- Work request -
Having read the data, transcribe all of it without deviation.
Data for review START
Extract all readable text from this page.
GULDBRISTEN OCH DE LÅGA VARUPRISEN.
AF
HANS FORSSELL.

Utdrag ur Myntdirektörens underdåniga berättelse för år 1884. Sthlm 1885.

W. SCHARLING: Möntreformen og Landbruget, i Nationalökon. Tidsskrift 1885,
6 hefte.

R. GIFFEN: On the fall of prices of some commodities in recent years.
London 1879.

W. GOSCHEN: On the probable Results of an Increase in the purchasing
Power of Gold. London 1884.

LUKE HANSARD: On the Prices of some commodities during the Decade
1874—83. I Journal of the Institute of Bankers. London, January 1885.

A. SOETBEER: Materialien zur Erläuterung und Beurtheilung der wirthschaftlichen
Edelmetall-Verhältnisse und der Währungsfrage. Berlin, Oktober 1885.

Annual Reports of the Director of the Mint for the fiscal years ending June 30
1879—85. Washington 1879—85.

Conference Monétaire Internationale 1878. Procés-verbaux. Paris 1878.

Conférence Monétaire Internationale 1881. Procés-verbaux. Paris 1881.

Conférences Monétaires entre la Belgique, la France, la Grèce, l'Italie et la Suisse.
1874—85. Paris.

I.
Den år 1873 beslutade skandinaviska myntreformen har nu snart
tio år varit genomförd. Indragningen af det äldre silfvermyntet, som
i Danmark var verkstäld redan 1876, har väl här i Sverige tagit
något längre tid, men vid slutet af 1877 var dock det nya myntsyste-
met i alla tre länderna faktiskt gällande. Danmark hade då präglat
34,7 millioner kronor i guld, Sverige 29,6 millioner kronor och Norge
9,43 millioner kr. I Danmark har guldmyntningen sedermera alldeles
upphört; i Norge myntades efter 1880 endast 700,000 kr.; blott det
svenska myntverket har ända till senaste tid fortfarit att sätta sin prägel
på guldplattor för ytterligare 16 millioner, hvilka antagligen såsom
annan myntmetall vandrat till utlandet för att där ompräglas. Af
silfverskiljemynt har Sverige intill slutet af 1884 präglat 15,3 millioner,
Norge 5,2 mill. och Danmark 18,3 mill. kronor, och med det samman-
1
Data for review END
- Task answer -
Extract all readable text from this page.
GULDBRISTEN OCH DE LÅGA VARUPRISEN.
AF
HANS FORSSELL.

Utdrag ur Myntdirektörens underdåniga berättelse för år 1884. Sthlm 1885.

W. SCHARLING: Möntreformen og Landbruget, i Nationalökon. Tidsskrift 1885,
6 hefte.

R. GIFFEN: On the fall of prices of some commodities in recent years.
London 1879.

W. GOSCHEN: On the probable Results of an Increase in the purchasing
Power of Gold. London 1884.

LUKE HANSARD: On the Prices of some commodities during the Decade
1874—83. I Journal of the Institute of Bankers. London, January 1885.

A. SOETBEER: Materialien zur Erläuterung und Beurtheilung der wirthschaftlichen
Edelmetall-Verhältnisse und der Währungsfrage. Berlin, Oktober 1885.

Annual Reports of the Director of the Mint for the fiscal years ending June 30
1879—85. Washington 1879—85.

Conference Monétaire Internationale 1878. Procés-verbaux. Paris 1878.

Conférence Monétaire Internationale 1881. Procés-verbaux. Paris 1881.

Conférences Monétaires entre la Belgique, la France, la Grèce, l'Italie et la Suisse.
1874—85. Paris.

I.
Den år 1873 beslutade skandinaviska myntreformen har nu snart
tio år varit genomförd. Indragningen af det äldre silfvermyntet, som
i Danmark var verkstäld redan 1876, har väl här i Sverige tagit
något längre tid, men vid slutet af 1877 var dock det nya myntsyste-
met i alla tre länderna faktiskt gällande. Danmark hade då präglat
34,7 millioner kronor i guld, Sverige 29,6 millioner kronor och Norge
9,43 millioner kr. I Danmark har guldmyntningen sedermera alldeles
upphört; i Norge myntades efter 1880 endast 700,000 kr.; blott det
svenska myntverket har ända till senaste tid fortfarit att sätta sin prägel
på guldplattor för ytterligare 16 millioner, hvilka antagligen såsom
annan myntmetall vandrat till utlandet för att där ompräglas. Af
silfverskiljemynt har Sverige intill slutet af 1884 präglat 15,3 millioner,
Norge 5,2 mill. och Danmark 18,3 mill. kronor, och med det samman-
1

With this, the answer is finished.